## START Input records

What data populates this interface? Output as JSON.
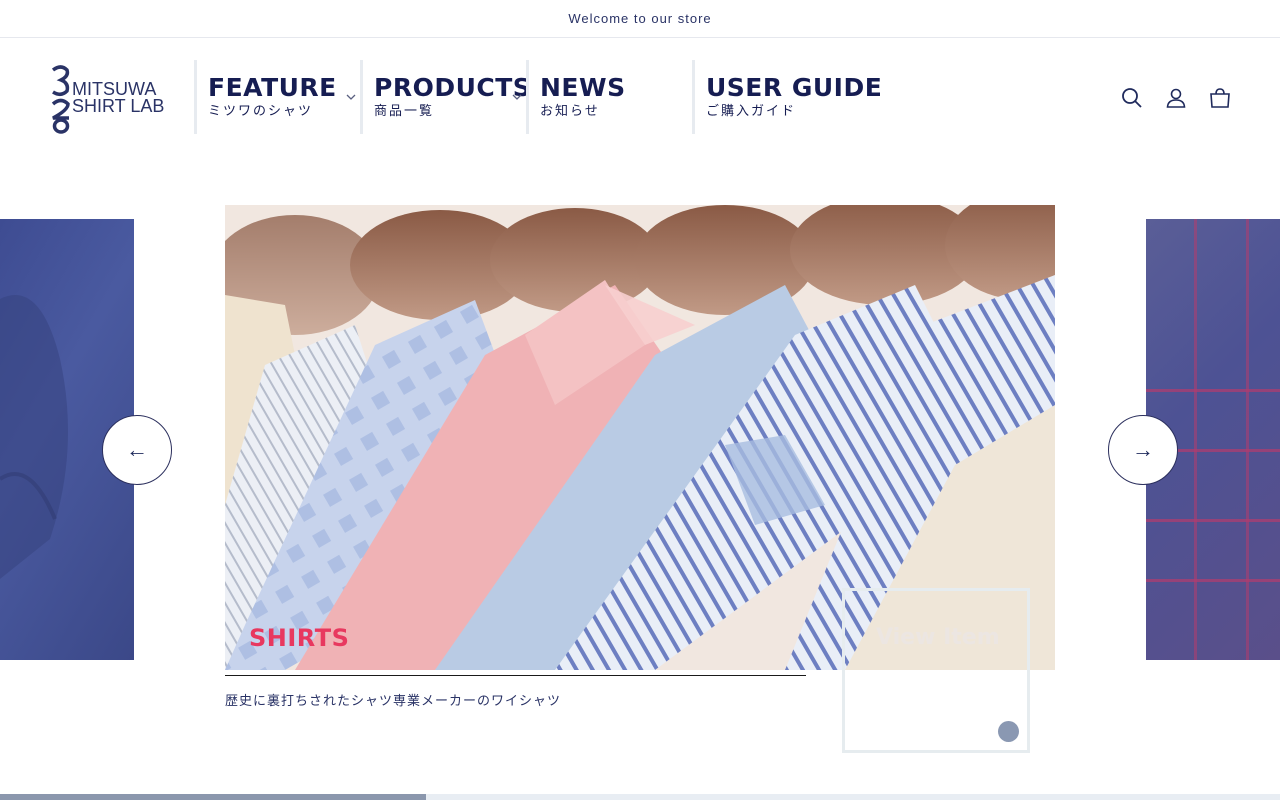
{
  "announcement": {
    "text": "Welcome to our store"
  },
  "logo": {
    "line1": "MITSUWA",
    "line2": "SHIRT LAB",
    "mark": "320"
  },
  "nav": {
    "items": [
      {
        "en": "FEATURE",
        "jp": "ミツワのシャツ",
        "has_dropdown": true
      },
      {
        "en": "PRODUCTS",
        "jp": "商品一覧",
        "has_dropdown": true
      },
      {
        "en": "NEWS",
        "jp": "お知らせ",
        "has_dropdown": false
      },
      {
        "en": "USER GUIDE",
        "jp": "ご購入ガイド",
        "has_dropdown": false
      }
    ]
  },
  "header_icons": [
    "search-icon",
    "account-icon",
    "cart-icon"
  ],
  "slider": {
    "title": "SHIRTS",
    "description": "歴史に裏打ちされたシャツ専業メーカーのワイシャツ",
    "view_label": "View Item",
    "prev_arrow": "←",
    "next_arrow": "→",
    "progress": 0.333
  },
  "colors": {
    "accent": "#e8385f",
    "navy": "#161d52",
    "progress": "#8b97ad"
  }
}
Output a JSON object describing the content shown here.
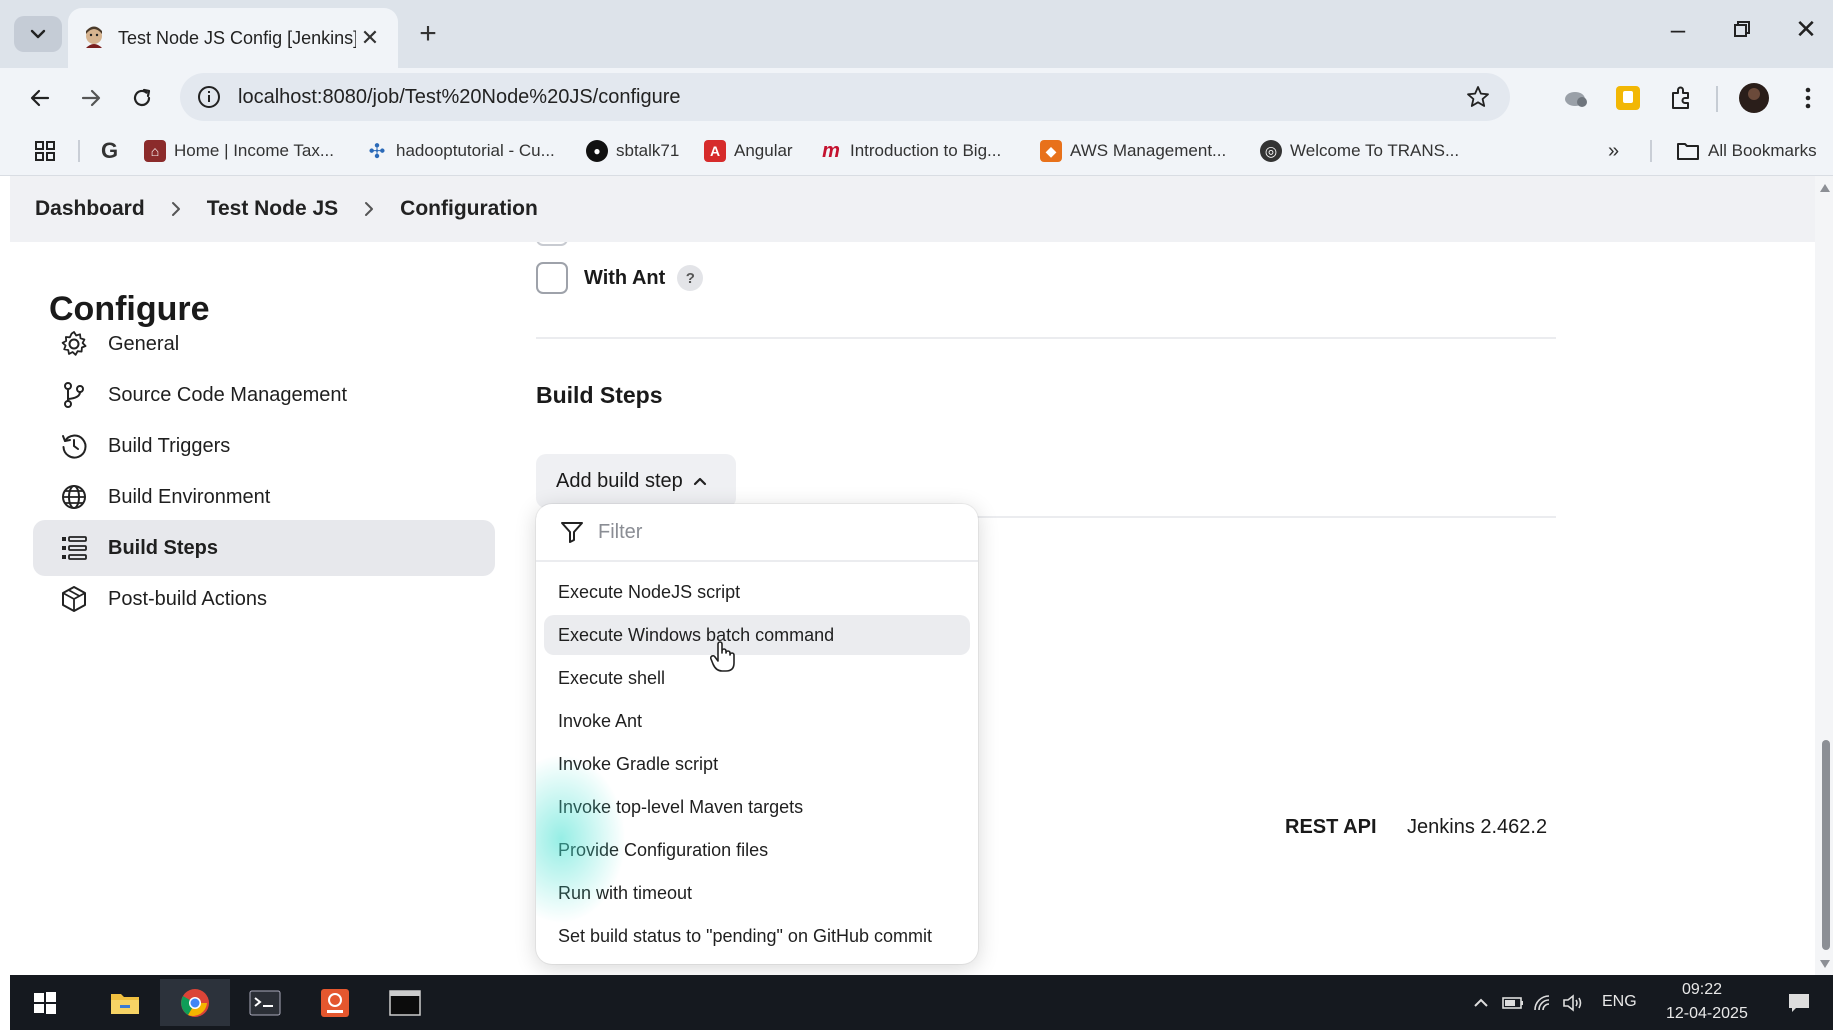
{
  "browser": {
    "tab_title": "Test Node JS Config [Jenkins]",
    "url": "localhost:8080/job/Test%20Node%20JS/configure",
    "bookmarks": [
      {
        "label": "Home | Income Tax...",
        "icon": "income-tax-icon",
        "color": "#8b2b2b"
      },
      {
        "label": "hadooptutorial - Cu...",
        "icon": "pinwheel-icon",
        "color": "#2b6ab8"
      },
      {
        "label": "sbtalk71",
        "icon": "github-icon",
        "color": "#111111"
      },
      {
        "label": "Angular",
        "icon": "angular-icon",
        "color": "#d62b2b"
      },
      {
        "label": "Introduction to Big...",
        "icon": "m-logo-icon",
        "color": "#c4122f"
      },
      {
        "label": "AWS Management...",
        "icon": "aws-cube-icon",
        "color": "#e8711a"
      },
      {
        "label": "Welcome To TRANS...",
        "icon": "globe-icon",
        "color": "#333333"
      }
    ],
    "all_bookmarks_label": "All Bookmarks"
  },
  "breadcrumb": {
    "items": [
      "Dashboard",
      "Test Node JS",
      "Configuration"
    ]
  },
  "sidebar": {
    "title": "Configure",
    "items": [
      {
        "label": "General",
        "icon": "gear-icon"
      },
      {
        "label": "Source Code Management",
        "icon": "git-branch-icon"
      },
      {
        "label": "Build Triggers",
        "icon": "clock-icon"
      },
      {
        "label": "Build Environment",
        "icon": "globe-icon"
      },
      {
        "label": "Build Steps",
        "icon": "list-icon",
        "active": true
      },
      {
        "label": "Post-build Actions",
        "icon": "package-icon"
      }
    ]
  },
  "main": {
    "with_ant_label": "With Ant",
    "help_label": "?",
    "section_title": "Build Steps",
    "add_build_step_label": "Add build step",
    "dropdown": {
      "filter_placeholder": "Filter",
      "items": [
        "Execute NodeJS script",
        "Execute Windows batch command",
        "Execute shell",
        "Invoke Ant",
        "Invoke Gradle script",
        "Invoke top-level Maven targets",
        "Provide Configuration files",
        "Run with timeout",
        "Set build status to \"pending\" on GitHub commit"
      ],
      "hovered_index": 1
    }
  },
  "footer": {
    "rest_api": "REST API",
    "version": "Jenkins 2.462.2"
  },
  "taskbar": {
    "language": "ENG",
    "time": "09:22",
    "date": "12-04-2025"
  },
  "colors": {
    "active_sidebar_bg": "#e7e8ec",
    "taskbar_bg": "#15191f",
    "chrome_bg": "#dde3ea"
  }
}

## END Input records

Task statement: An exact transcription of all the entries is required, without the pictures.

Response:
What data populates this interface? Output as JSON.
{
  "announcement": {
    "text": "Welcome to our store"
  },
  "logo": {
    "line1": "MITSUWA",
    "line2": "SHIRT LAB",
    "mark": "320"
  },
  "nav": {
    "items": [
      {
        "en": "FEATURE",
        "jp": "ミツワのシャツ",
        "has_dropdown": true
      },
      {
        "en": "PRODUCTS",
        "jp": "商品一覧",
        "has_dropdown": true
      },
      {
        "en": "NEWS",
        "jp": "お知らせ",
        "has_dropdown": false
      },
      {
        "en": "USER GUIDE",
        "jp": "ご購入ガイド",
        "has_dropdown": false
      }
    ]
  },
  "header_icons": [
    "search-icon",
    "account-icon",
    "cart-icon"
  ],
  "slider": {
    "title": "SHIRTS",
    "description": "歴史に裏打ちされたシャツ専業メーカーのワイシャツ",
    "view_label": "View Item",
    "prev_arrow": "←",
    "next_arrow": "→",
    "progress": 0.333
  },
  "colors": {
    "accent": "#e8385f",
    "navy": "#161d52",
    "progress": "#8b97ad"
  }
}
Output a JSON object describing the content shown here.
{
  "browser": {
    "tab_title": "Test Node JS Config [Jenkins]",
    "url": "localhost:8080/job/Test%20Node%20JS/configure",
    "bookmarks": [
      {
        "label": "Home | Income Tax...",
        "icon": "income-tax-icon",
        "color": "#8b2b2b"
      },
      {
        "label": "hadooptutorial - Cu...",
        "icon": "pinwheel-icon",
        "color": "#2b6ab8"
      },
      {
        "label": "sbtalk71",
        "icon": "github-icon",
        "color": "#111111"
      },
      {
        "label": "Angular",
        "icon": "angular-icon",
        "color": "#d62b2b"
      },
      {
        "label": "Introduction to Big...",
        "icon": "m-logo-icon",
        "color": "#c4122f"
      },
      {
        "label": "AWS Management...",
        "icon": "aws-cube-icon",
        "color": "#e8711a"
      },
      {
        "label": "Welcome To TRANS...",
        "icon": "globe-icon",
        "color": "#333333"
      }
    ],
    "all_bookmarks_label": "All Bookmarks"
  },
  "breadcrumb": {
    "items": [
      "Dashboard",
      "Test Node JS",
      "Configuration"
    ]
  },
  "sidebar": {
    "title": "Configure",
    "items": [
      {
        "label": "General",
        "icon": "gear-icon"
      },
      {
        "label": "Source Code Management",
        "icon": "git-branch-icon"
      },
      {
        "label": "Build Triggers",
        "icon": "clock-icon"
      },
      {
        "label": "Build Environment",
        "icon": "globe-icon"
      },
      {
        "label": "Build Steps",
        "icon": "list-icon",
        "active": true
      },
      {
        "label": "Post-build Actions",
        "icon": "package-icon"
      }
    ]
  },
  "main": {
    "with_ant_label": "With Ant",
    "help_label": "?",
    "section_title": "Build Steps",
    "add_build_step_label": "Add build step",
    "dropdown": {
      "filter_placeholder": "Filter",
      "items": [
        "Execute NodeJS script",
        "Execute Windows batch command",
        "Execute shell",
        "Invoke Ant",
        "Invoke Gradle script",
        "Invoke top-level Maven targets",
        "Provide Configuration files",
        "Run with timeout",
        "Set build status to \"pending\" on GitHub commit"
      ],
      "hovered_index": 1
    }
  },
  "footer": {
    "rest_api": "REST API",
    "version": "Jenkins 2.462.2"
  },
  "taskbar": {
    "language": "ENG",
    "time": "09:22",
    "date": "12-04-2025"
  },
  "colors": {
    "active_sidebar_bg": "#e7e8ec",
    "taskbar_bg": "#15191f",
    "chrome_bg": "#dde3ea"
  }
}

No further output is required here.